━━ Task input ━━
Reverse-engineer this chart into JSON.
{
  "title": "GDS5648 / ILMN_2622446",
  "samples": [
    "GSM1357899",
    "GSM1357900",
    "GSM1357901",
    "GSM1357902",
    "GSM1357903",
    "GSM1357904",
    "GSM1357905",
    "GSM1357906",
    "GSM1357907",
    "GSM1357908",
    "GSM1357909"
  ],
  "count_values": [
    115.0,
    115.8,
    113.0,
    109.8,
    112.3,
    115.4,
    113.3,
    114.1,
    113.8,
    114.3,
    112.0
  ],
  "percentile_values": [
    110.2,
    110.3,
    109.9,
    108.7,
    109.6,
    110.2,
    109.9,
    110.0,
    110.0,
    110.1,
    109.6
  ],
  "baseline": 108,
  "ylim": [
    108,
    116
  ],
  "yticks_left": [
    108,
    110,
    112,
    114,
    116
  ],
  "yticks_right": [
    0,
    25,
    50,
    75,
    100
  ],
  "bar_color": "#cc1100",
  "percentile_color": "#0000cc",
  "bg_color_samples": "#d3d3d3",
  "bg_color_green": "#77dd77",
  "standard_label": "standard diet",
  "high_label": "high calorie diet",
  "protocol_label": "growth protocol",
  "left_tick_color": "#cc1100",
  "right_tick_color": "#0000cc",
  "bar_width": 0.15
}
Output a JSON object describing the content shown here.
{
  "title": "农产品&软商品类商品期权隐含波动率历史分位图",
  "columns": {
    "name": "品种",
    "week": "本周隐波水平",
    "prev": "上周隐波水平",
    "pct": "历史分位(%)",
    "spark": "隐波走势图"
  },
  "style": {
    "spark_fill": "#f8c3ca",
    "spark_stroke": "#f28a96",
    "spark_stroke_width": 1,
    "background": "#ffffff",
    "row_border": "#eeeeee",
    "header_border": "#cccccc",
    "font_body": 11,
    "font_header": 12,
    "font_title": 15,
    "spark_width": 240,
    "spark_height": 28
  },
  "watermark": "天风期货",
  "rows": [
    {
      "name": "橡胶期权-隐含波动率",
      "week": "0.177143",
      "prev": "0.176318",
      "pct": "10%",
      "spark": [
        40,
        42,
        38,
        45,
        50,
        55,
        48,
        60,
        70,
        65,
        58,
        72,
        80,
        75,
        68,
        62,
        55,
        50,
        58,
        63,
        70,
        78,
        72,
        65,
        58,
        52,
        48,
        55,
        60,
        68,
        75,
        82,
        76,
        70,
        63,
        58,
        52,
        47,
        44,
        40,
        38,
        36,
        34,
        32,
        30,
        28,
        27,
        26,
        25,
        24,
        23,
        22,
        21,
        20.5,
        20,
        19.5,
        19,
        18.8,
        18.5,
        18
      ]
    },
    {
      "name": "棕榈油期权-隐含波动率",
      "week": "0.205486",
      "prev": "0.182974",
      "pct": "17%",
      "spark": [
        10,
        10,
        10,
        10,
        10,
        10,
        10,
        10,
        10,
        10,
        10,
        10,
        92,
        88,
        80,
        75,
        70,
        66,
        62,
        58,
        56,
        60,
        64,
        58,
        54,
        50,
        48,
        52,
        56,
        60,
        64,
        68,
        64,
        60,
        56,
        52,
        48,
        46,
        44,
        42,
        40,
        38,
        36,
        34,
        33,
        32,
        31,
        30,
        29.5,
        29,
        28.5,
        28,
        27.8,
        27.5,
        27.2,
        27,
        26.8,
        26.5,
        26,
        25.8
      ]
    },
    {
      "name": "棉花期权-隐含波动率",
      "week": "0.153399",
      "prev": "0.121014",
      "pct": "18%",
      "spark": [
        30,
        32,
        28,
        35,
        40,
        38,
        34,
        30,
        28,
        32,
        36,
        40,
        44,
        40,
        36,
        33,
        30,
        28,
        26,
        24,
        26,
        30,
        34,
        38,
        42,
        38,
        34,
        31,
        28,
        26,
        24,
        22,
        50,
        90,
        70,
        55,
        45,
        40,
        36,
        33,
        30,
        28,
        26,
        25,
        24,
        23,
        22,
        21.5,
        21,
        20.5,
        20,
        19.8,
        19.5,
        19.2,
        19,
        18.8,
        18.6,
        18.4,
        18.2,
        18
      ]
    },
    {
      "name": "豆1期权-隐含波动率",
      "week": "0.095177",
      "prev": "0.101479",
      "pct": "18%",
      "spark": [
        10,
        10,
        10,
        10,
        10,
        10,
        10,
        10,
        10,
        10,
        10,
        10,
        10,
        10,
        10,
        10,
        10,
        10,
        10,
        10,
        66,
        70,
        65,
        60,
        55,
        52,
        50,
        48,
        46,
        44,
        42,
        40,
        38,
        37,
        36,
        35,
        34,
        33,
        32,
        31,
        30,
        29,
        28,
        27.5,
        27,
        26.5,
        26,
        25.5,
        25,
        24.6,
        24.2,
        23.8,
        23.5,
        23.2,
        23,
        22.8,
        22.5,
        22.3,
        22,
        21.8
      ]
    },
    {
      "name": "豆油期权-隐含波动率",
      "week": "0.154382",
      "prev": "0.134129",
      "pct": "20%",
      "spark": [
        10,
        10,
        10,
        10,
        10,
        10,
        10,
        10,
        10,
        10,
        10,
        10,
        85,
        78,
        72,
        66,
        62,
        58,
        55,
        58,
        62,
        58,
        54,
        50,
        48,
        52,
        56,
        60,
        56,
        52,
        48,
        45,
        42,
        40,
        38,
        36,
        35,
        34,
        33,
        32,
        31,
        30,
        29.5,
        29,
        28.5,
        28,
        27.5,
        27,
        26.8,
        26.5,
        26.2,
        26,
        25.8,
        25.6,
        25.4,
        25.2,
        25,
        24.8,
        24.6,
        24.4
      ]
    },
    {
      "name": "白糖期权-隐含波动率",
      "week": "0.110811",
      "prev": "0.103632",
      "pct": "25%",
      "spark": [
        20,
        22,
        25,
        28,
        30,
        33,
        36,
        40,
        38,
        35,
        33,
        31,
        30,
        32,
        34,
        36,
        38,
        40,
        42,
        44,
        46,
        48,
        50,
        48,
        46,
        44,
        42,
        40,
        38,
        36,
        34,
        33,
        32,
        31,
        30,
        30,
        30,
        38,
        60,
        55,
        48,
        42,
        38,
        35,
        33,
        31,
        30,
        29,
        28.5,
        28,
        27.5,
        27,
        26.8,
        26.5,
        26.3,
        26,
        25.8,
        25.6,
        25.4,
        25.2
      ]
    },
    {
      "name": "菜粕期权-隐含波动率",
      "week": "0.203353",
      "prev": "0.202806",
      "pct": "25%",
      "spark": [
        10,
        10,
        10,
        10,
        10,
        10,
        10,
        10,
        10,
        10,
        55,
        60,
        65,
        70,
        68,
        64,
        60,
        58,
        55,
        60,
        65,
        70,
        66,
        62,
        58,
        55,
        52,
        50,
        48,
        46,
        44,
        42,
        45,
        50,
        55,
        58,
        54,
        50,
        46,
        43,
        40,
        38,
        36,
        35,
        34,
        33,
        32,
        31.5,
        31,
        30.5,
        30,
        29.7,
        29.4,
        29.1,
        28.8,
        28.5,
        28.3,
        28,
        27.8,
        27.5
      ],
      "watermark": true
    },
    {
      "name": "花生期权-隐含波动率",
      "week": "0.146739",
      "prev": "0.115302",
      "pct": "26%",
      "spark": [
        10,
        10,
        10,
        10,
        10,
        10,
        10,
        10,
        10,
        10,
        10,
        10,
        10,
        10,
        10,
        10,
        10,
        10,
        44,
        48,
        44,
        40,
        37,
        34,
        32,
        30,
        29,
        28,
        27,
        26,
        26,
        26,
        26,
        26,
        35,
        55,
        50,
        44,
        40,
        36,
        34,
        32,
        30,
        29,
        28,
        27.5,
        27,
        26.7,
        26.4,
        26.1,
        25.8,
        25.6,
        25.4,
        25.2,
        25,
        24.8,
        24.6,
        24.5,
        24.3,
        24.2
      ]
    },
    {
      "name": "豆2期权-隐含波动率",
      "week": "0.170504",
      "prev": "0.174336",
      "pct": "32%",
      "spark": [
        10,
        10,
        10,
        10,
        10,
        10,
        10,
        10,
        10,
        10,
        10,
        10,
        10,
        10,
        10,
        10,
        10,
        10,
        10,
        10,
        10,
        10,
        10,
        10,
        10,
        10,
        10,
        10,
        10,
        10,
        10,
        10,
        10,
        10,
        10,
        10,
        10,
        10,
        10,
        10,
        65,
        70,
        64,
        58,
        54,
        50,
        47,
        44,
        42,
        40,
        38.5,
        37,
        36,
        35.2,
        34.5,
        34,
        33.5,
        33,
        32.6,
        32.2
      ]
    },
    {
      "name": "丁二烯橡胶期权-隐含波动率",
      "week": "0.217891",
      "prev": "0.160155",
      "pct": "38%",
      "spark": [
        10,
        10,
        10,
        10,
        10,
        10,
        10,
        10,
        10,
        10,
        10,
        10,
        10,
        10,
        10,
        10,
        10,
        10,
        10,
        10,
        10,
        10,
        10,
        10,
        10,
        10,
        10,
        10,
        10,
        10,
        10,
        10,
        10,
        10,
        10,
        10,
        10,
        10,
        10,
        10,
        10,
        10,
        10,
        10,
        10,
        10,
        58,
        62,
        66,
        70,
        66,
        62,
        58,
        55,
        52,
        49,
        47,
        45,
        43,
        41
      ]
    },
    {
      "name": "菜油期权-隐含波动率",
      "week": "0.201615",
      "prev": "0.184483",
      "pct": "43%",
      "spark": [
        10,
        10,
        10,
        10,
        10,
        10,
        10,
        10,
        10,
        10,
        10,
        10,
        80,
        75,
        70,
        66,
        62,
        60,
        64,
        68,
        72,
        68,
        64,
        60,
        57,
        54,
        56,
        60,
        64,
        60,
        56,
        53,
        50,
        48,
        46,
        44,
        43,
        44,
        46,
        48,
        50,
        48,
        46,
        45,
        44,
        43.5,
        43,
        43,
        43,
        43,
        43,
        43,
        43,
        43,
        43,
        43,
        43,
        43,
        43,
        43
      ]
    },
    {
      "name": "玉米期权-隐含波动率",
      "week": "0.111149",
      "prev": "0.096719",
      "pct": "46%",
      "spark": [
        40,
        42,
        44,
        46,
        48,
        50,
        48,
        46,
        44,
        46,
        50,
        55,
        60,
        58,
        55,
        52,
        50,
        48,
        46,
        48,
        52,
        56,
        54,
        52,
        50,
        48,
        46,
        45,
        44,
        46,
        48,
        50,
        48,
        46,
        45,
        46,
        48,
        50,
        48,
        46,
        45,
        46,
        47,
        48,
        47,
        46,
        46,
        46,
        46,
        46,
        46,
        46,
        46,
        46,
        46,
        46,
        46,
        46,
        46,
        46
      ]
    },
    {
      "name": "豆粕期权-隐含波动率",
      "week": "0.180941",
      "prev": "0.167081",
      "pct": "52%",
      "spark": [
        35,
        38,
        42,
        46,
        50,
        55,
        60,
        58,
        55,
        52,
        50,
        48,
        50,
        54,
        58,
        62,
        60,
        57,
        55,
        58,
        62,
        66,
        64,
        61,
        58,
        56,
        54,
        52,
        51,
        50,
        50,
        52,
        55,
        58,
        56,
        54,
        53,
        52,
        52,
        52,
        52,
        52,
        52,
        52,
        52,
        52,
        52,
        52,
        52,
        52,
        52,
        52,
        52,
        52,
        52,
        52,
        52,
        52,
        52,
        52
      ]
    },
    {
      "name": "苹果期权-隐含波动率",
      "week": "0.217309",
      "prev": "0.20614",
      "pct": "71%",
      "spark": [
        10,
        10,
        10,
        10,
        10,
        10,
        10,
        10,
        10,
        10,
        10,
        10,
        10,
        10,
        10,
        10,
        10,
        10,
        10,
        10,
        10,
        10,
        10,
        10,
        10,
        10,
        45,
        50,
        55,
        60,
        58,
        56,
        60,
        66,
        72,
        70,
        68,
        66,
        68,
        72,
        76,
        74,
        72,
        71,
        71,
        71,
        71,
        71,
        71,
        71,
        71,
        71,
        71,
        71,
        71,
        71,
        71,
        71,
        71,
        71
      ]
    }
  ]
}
━━━
Show the lines of the data that hold the word "JSON".

Completed task |
Reverse-engineer this chart into JSON.
Output a JSON object describing the content shown here.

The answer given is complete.